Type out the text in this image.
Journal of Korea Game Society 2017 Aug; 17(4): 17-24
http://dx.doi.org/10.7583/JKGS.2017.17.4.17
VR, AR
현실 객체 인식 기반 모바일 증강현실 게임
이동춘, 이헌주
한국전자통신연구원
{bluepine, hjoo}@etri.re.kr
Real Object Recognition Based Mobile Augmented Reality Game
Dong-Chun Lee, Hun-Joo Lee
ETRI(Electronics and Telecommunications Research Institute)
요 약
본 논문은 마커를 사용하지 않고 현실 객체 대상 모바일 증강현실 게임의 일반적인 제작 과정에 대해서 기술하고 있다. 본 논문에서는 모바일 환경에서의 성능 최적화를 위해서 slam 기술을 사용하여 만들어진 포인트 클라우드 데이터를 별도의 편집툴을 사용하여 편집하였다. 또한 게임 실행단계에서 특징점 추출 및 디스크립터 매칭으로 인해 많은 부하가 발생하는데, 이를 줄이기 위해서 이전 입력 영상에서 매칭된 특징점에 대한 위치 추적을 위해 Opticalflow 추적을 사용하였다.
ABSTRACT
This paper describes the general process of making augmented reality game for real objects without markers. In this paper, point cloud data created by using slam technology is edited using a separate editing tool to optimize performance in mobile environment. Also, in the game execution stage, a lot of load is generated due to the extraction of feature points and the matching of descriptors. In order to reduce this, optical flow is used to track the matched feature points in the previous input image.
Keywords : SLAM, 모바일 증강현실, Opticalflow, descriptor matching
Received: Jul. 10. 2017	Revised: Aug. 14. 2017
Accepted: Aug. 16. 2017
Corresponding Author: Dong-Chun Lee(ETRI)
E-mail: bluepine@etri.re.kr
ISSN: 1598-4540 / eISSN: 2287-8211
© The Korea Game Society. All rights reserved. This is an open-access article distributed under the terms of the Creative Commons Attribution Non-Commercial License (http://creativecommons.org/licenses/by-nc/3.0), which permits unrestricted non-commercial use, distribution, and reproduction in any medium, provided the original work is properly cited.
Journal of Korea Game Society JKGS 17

------------------------------------

Show all lines from the data above in which the word "http" appears.

http://dx.doi.org/10.7583/JKGS.2017.17.4.17
© The Korea Game Society. All rights reserved. This is an open-access article distributed under the terms of the Creative Commons Attribution Non-Commercial License (http://creativecommons.org/licenses/by-nc/3.0), which permits unrestricted non-commercial use, distribution, and reproduction in any medium, provided the original work is properly cited.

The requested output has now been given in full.